Stored records
★ ★ ★

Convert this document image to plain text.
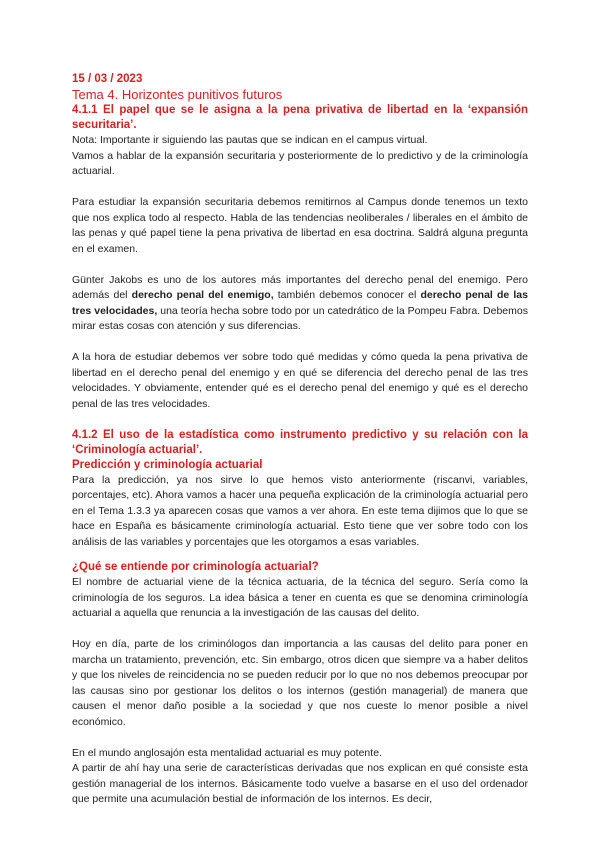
15 / 03 / 2023
Tema 4. Horizontes punitivos futuros
4.1.1 El papel que se le asigna a la pena privativa de libertad en la ‘expansión securitaria’.

Nota: Importante ir siguiendo las pautas que se indican en el campus virtual.

Vamos a hablar de la expansión securitaria y posteriormente de lo predictivo y de la criminología actuarial.

Para estudiar la expansión securitaria debemos remitirnos al Campus donde tenemos un texto que nos explica todo al respecto. Habla de las tendencias neoliberales / liberales en el ámbito de las penas y qué papel tiene la pena privativa de libertad en esa doctrina. Saldrá alguna pregunta en el examen.

Günter Jakobs es uno de los autores más importantes del derecho penal del enemigo. Pero además del derecho penal del enemigo, también debemos conocer el derecho penal de las tres velocidades, una teoría hecha sobre todo por un catedrático de la Pompeu Fabra. Debemos mirar estas cosas con atención y sus diferencias.

A la hora de estudiar debemos ver sobre todo qué medidas y cómo queda la pena privativa de libertad en el derecho penal del enemigo y en qué se diferencia del derecho penal de las tres velocidades. Y obviamente, entender qué es el derecho penal del enemigo y qué es el derecho penal de las tres velocidades.

4.1.2 El uso de la estadística como instrumento predictivo y su relación con la ‘Criminología actuarial’.
Predicción y criminología actuarial

Para la predicción, ya nos sirve lo que hemos visto anteriormente (riscanvi, variables, porcentajes, etc). Ahora vamos a hacer una pequeña explicación de la criminología actuarial pero en el Tema 1.3.3 ya aparecen cosas que vamos a ver ahora. En este tema dijimos que lo que se hace en España es básicamente criminología actuarial. Esto tiene que ver sobre todo con los análisis de las variables y porcentajes que les otorgamos a esas variables.

¿Qué se entiende por criminología actuarial?

El nombre de actuarial viene de la técnica actuaria, de la técnica del seguro. Sería como la criminología de los seguros. La idea básica a tener en cuenta es que se denomina criminología actuarial a aquella que renuncia a la investigación de las causas del delito.

Hoy en día, parte de los criminólogos dan importancia a las causas del delito para poner en marcha un tratamiento, prevención, etc. Sin embargo, otros dicen que siempre va a haber delitos y que los niveles de reincidencia no se pueden reducir por lo que no nos debemos preocupar por las causas sino por gestionar los delitos o los internos (gestión managerial) de manera que causen el menor daño posible a la sociedad y que nos cueste lo menor posible a nivel económico.

En el mundo anglosajón esta mentalidad actuarial es muy potente.

A partir de ahí hay una serie de características derivadas que nos explican en qué consiste esta gestión managerial de los internos. Básicamente todo vuelve a basarse en el uso del ordenador que permite una acumulación bestial de información de los internos. Es decir,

★ ★ ★

WHAT THE TASK ASKS
Give an exact copy of the material, leaving out every picture.

OUTPUT OF THE TASK
Convert this document image to plain text.
15 / 03 / 2023
Tema 4. Horizontes punitivos futuros
4.1.1 El papel que se le asigna a la pena privativa de libertad en la ‘expansión securitaria’.

Nota: Importante ir siguiendo las pautas que se indican en el campus virtual.

Vamos a hablar de la expansión securitaria y posteriormente de lo predictivo y de la criminología actuarial.

Para estudiar la expansión securitaria debemos remitirnos al Campus donde tenemos un texto que nos explica todo al respecto. Habla de las tendencias neoliberales / liberales en el ámbito de las penas y qué papel tiene la pena privativa de libertad en esa doctrina. Saldrá alguna pregunta en el examen.

Günter Jakobs es uno de los autores más importantes del derecho penal del enemigo. Pero además del derecho penal del enemigo, también debemos conocer el derecho penal de las tres velocidades, una teoría hecha sobre todo por un catedrático de la Pompeu Fabra. Debemos mirar estas cosas con atención y sus diferencias.

A la hora de estudiar debemos ver sobre todo qué medidas y cómo queda la pena privativa de libertad en el derecho penal del enemigo y en qué se diferencia del derecho penal de las tres velocidades. Y obviamente, entender qué es el derecho penal del enemigo y qué es el derecho penal de las tres velocidades.

4.1.2 El uso de la estadística como instrumento predictivo y su relación con la ‘Criminología actuarial’.
Predicción y criminología actuarial

Para la predicción, ya nos sirve lo que hemos visto anteriormente (riscanvi, variables, porcentajes, etc). Ahora vamos a hacer una pequeña explicación de la criminología actuarial pero en el Tema 1.3.3 ya aparecen cosas que vamos a ver ahora. En este tema dijimos que lo que se hace en España es básicamente criminología actuarial. Esto tiene que ver sobre todo con los análisis de las variables y porcentajes que les otorgamos a esas variables.

¿Qué se entiende por criminología actuarial?

El nombre de actuarial viene de la técnica actuaria, de la técnica del seguro. Sería como la criminología de los seguros. La idea básica a tener en cuenta es que se denomina criminología actuarial a aquella que renuncia a la investigación de las causas del delito.

Hoy en día, parte de los criminólogos dan importancia a las causas del delito para poner en marcha un tratamiento, prevención, etc. Sin embargo, otros dicen que siempre va a haber delitos y que los niveles de reincidencia no se pueden reducir por lo que no nos debemos preocupar por las causas sino por gestionar los delitos o los internos (gestión managerial) de manera que causen el menor daño posible a la sociedad y que nos cueste lo menor posible a nivel económico.

En el mundo anglosajón esta mentalidad actuarial es muy potente.

A partir de ahí hay una serie de características derivadas que nos explican en qué consiste esta gestión managerial de los internos. Básicamente todo vuelve a basarse en el uso del ordenador que permite una acumulación bestial de información de los internos. Es decir,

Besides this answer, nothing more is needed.